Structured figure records
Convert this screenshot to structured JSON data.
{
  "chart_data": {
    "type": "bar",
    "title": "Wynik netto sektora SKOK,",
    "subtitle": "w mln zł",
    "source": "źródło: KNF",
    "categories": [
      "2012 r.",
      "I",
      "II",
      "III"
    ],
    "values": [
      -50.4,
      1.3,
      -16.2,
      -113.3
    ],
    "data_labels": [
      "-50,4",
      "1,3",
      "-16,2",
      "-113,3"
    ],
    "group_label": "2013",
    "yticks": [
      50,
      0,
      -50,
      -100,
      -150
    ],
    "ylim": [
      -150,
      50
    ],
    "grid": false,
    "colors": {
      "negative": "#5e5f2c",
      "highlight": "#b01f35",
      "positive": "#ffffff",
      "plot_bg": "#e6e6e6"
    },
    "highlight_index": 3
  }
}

#### [INSTRUCTIONS FOR THE TASK]
Copy down the whole of the data above, matching it exactly.

#### [RESPONSE TO THE EXERCISE]
Convert this screenshot to structured JSON data.
{
  "chart_data": {
    "type": "bar",
    "title": "Wynik netto sektora SKOK,",
    "subtitle": "w mln zł",
    "source": "źródło: KNF",
    "categories": [
      "2012 r.",
      "I",
      "II",
      "III"
    ],
    "values": [
      -50.4,
      1.3,
      -16.2,
      -113.3
    ],
    "data_labels": [
      "-50,4",
      "1,3",
      "-16,2",
      "-113,3"
    ],
    "group_label": "2013",
    "yticks": [
      50,
      0,
      -50,
      -100,
      -150
    ],
    "ylim": [
      -150,
      50
    ],
    "grid": false,
    "colors": {
      "negative": "#5e5f2c",
      "highlight": "#b01f35",
      "positive": "#ffffff",
      "plot_bg": "#e6e6e6"
    },
    "highlight_index": 3
  }
}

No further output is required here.